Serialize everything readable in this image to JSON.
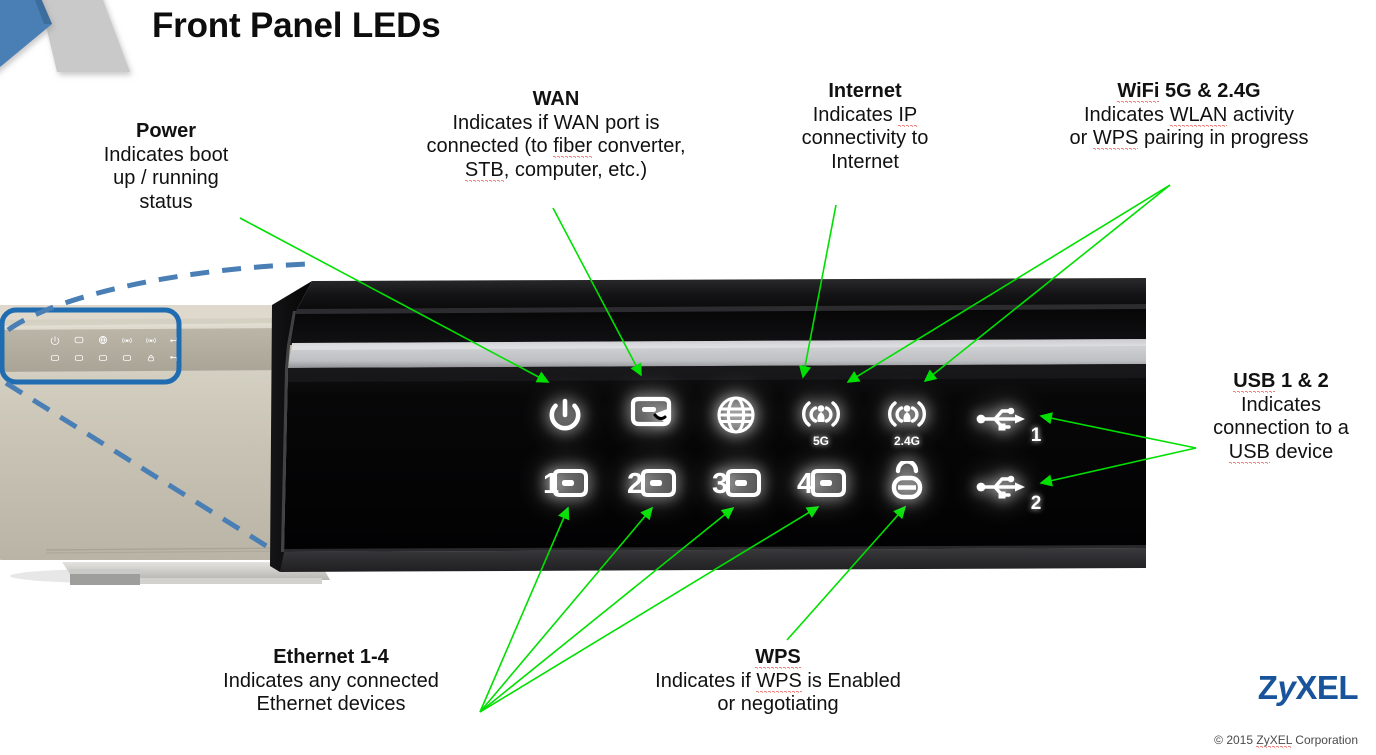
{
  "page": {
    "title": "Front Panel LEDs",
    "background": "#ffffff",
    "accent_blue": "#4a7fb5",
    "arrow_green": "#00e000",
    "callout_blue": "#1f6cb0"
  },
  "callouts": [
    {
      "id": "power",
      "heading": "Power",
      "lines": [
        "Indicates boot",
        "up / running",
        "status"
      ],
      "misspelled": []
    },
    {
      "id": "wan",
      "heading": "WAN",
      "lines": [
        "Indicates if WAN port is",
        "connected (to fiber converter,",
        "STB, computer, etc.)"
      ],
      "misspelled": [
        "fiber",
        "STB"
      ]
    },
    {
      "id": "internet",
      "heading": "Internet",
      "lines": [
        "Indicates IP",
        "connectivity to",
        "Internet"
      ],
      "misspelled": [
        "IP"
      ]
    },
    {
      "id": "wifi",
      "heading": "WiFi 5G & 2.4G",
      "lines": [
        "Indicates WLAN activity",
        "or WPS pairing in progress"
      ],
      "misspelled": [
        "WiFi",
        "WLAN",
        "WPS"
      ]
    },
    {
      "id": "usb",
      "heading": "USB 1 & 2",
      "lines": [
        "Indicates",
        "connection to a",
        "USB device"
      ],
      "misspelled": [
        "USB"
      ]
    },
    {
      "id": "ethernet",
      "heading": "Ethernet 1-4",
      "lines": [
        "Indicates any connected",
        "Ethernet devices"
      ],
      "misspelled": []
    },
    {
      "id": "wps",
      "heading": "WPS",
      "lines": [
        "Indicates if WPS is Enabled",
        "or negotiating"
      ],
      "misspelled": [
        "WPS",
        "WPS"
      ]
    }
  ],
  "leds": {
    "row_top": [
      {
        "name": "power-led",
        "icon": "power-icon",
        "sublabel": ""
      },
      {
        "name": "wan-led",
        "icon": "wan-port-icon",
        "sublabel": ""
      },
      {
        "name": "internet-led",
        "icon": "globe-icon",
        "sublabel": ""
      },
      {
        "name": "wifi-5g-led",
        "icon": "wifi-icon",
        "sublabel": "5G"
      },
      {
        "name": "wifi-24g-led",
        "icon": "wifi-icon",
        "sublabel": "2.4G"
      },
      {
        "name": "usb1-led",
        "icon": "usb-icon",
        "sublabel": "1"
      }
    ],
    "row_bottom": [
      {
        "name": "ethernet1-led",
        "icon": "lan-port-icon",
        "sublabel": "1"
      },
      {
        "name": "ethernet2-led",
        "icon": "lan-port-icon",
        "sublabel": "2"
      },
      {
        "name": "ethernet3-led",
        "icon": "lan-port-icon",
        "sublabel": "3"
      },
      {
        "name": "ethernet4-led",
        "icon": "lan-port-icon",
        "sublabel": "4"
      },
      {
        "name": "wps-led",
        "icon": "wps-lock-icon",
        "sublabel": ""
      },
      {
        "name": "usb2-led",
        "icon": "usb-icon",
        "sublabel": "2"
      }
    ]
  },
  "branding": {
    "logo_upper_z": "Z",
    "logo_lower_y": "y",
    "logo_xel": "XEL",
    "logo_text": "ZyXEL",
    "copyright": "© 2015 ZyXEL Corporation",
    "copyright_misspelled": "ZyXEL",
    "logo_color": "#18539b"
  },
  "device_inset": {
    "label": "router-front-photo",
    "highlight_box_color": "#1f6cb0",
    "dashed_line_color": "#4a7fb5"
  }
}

◇ ◇ ◇ ◇ ◇ ◇ ◇

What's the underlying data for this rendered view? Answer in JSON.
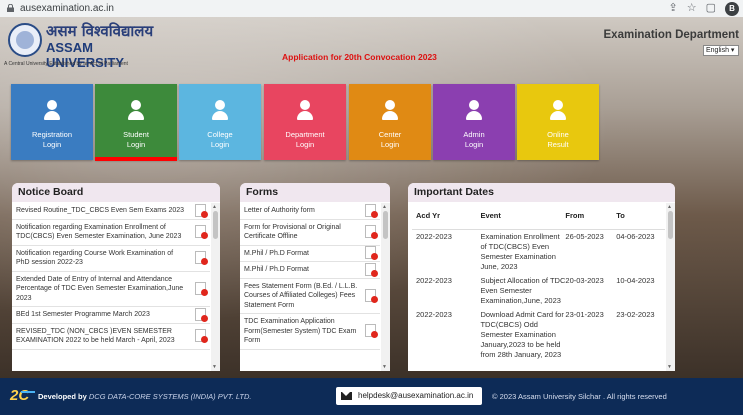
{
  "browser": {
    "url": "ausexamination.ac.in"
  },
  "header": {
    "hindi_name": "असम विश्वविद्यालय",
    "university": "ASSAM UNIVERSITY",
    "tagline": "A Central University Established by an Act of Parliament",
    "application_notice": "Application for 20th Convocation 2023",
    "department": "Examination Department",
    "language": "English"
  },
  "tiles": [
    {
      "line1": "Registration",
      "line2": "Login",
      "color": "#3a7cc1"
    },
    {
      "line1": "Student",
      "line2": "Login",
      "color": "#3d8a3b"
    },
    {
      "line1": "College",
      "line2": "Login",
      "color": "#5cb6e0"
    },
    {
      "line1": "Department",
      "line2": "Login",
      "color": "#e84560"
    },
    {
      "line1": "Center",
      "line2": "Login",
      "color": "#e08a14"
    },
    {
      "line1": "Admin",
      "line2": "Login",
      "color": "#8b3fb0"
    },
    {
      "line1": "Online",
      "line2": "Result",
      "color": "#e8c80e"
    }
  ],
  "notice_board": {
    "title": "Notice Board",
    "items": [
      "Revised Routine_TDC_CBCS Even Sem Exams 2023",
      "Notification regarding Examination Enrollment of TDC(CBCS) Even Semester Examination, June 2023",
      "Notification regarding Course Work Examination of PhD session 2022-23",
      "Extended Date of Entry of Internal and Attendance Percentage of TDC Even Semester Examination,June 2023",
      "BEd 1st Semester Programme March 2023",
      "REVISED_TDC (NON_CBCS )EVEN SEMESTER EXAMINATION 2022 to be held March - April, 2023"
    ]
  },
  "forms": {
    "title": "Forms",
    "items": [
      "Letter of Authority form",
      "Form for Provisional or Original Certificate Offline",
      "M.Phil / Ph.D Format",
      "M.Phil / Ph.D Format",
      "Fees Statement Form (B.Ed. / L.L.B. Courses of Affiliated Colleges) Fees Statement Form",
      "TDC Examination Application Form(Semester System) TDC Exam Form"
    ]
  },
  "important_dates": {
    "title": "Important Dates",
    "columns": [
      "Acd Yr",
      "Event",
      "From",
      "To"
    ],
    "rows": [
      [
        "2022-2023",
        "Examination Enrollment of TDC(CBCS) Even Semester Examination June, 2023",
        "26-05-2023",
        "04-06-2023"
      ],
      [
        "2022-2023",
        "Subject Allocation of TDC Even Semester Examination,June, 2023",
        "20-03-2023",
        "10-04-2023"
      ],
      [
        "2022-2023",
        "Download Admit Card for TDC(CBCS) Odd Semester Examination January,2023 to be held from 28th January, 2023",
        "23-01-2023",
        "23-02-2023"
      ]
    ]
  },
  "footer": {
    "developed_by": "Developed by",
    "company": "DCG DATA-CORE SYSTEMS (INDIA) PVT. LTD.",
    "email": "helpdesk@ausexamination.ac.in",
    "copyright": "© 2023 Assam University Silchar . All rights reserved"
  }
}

◇ ◇ ◇ ◇ ◇ ◇ ◇

### Stated problem
Gather and copy every line of the data in which the string "JSON" is found.

### Solved exercise
Serialize everything readable in this image to JSON.
What's the underlying data for this rendered view? Answer in JSON.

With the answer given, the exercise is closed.